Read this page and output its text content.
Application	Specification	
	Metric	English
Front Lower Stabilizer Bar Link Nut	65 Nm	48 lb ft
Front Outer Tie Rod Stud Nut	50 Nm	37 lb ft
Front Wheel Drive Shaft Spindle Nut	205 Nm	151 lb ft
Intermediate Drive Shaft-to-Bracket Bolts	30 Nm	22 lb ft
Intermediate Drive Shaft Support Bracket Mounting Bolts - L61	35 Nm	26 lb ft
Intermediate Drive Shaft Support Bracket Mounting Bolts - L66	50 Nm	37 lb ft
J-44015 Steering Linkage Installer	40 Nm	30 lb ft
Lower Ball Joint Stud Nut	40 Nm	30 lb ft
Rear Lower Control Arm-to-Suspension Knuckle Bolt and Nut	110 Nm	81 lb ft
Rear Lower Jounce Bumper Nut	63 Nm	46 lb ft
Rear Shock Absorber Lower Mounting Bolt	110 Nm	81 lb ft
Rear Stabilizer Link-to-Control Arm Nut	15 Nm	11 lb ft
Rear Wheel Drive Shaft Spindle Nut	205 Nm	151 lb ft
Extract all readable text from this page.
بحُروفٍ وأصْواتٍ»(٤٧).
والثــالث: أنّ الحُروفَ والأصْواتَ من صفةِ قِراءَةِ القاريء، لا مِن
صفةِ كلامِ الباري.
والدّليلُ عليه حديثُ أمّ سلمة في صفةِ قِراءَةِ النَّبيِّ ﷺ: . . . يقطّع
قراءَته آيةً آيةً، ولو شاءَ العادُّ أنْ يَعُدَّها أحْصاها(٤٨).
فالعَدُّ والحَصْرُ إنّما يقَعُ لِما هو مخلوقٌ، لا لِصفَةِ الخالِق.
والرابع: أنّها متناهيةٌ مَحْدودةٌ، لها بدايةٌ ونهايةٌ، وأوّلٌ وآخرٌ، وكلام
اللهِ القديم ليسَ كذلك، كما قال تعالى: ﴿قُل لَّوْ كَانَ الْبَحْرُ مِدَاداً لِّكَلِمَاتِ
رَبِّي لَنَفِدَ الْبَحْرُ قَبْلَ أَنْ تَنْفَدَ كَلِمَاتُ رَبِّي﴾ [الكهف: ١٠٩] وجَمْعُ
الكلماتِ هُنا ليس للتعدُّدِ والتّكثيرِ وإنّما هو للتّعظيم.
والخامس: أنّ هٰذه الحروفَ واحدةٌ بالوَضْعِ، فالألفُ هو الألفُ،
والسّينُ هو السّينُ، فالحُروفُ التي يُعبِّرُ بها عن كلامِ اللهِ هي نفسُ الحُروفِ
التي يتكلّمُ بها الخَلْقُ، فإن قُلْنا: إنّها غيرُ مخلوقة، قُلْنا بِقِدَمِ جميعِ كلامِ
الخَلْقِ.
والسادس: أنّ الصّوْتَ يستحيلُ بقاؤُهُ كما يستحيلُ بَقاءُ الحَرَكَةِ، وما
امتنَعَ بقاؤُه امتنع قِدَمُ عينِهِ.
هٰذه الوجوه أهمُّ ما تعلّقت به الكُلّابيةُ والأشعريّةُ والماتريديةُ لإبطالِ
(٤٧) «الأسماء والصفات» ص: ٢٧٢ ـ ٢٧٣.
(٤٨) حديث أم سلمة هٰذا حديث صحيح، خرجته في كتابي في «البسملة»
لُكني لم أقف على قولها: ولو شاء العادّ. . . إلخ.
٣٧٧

- WHAT THIS TASK INVOLVES -
Identify all lines where the word "Spindle" shows up. Copy them.

- PROBLEM SOLUTION -
Front Wheel Drive Shaft Spindle Nut	205 Nm	151 lb ft
Rear Wheel Drive Shaft Spindle Nut	205 Nm	151 lb ft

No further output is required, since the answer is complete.